--- BEGIN Information supplied ---

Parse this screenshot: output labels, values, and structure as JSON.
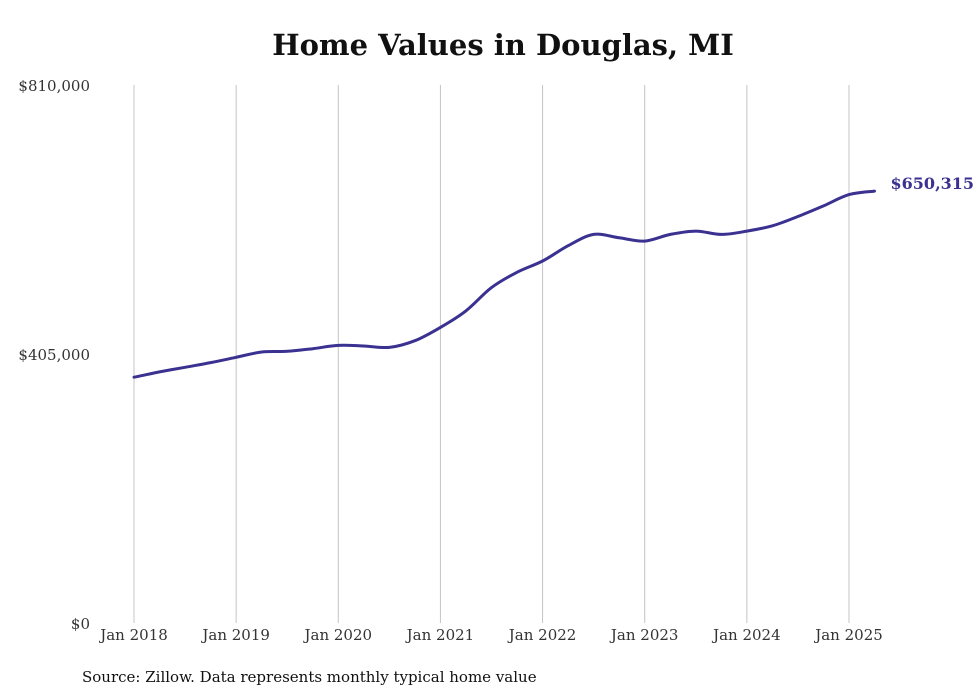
{
  "chart_data": {
    "type": "line",
    "title": "Home Values in Douglas, MI",
    "source": "Source: Zillow. Data represents monthly typical home value",
    "xlabel": "",
    "ylabel": "",
    "ylim": [
      0,
      810000
    ],
    "yticks": [
      {
        "value": 0,
        "label": "$0"
      },
      {
        "value": 405000,
        "label": "$405,000"
      },
      {
        "value": 810000,
        "label": "$810,000"
      }
    ],
    "xticks": [
      "Jan 2018",
      "Jan 2019",
      "Jan 2020",
      "Jan 2021",
      "Jan 2022",
      "Jan 2023",
      "Jan 2024",
      "Jan 2025"
    ],
    "grid": "vertical",
    "line_color": "#3a3191",
    "end_label": "$650,315",
    "series": [
      {
        "x": [
          "2018-01",
          "2018-04",
          "2018-07",
          "2018-10",
          "2019-01",
          "2019-04",
          "2019-07",
          "2019-10",
          "2020-01",
          "2020-04",
          "2020-07",
          "2020-10",
          "2021-01",
          "2021-04",
          "2021-07",
          "2021-10",
          "2022-01",
          "2022-04",
          "2022-07",
          "2022-10",
          "2023-01",
          "2023-04",
          "2023-07",
          "2023-10",
          "2024-01",
          "2024-04",
          "2024-07",
          "2024-10",
          "2025-01",
          "2025-04"
        ],
        "values": [
          370000,
          378000,
          385000,
          392000,
          400000,
          408000,
          409000,
          413000,
          418000,
          417000,
          415000,
          425000,
          445000,
          470000,
          505000,
          528000,
          545000,
          568000,
          585000,
          580000,
          575000,
          585000,
          590000,
          585000,
          590000,
          598000,
          612000,
          628000,
          645000,
          650315
        ]
      }
    ]
  }
}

--- END Information supplied ---

To do: Omit every picture, then repeat the remaining data exactly as it appears above.

Task solution:
Parse this screenshot: output labels, values, and structure as JSON.
{
  "chart_data": {
    "type": "line",
    "title": "Home Values in Douglas, MI",
    "source": "Source: Zillow. Data represents monthly typical home value",
    "xlabel": "",
    "ylabel": "",
    "ylim": [
      0,
      810000
    ],
    "yticks": [
      {
        "value": 0,
        "label": "$0"
      },
      {
        "value": 405000,
        "label": "$405,000"
      },
      {
        "value": 810000,
        "label": "$810,000"
      }
    ],
    "xticks": [
      "Jan 2018",
      "Jan 2019",
      "Jan 2020",
      "Jan 2021",
      "Jan 2022",
      "Jan 2023",
      "Jan 2024",
      "Jan 2025"
    ],
    "grid": "vertical",
    "line_color": "#3a3191",
    "end_label": "$650,315",
    "series": [
      {
        "x": [
          "2018-01",
          "2018-04",
          "2018-07",
          "2018-10",
          "2019-01",
          "2019-04",
          "2019-07",
          "2019-10",
          "2020-01",
          "2020-04",
          "2020-07",
          "2020-10",
          "2021-01",
          "2021-04",
          "2021-07",
          "2021-10",
          "2022-01",
          "2022-04",
          "2022-07",
          "2022-10",
          "2023-01",
          "2023-04",
          "2023-07",
          "2023-10",
          "2024-01",
          "2024-04",
          "2024-07",
          "2024-10",
          "2025-01",
          "2025-04"
        ],
        "values": [
          370000,
          378000,
          385000,
          392000,
          400000,
          408000,
          409000,
          413000,
          418000,
          417000,
          415000,
          425000,
          445000,
          470000,
          505000,
          528000,
          545000,
          568000,
          585000,
          580000,
          575000,
          585000,
          590000,
          585000,
          590000,
          598000,
          612000,
          628000,
          645000,
          650315
        ]
      }
    ]
  }
}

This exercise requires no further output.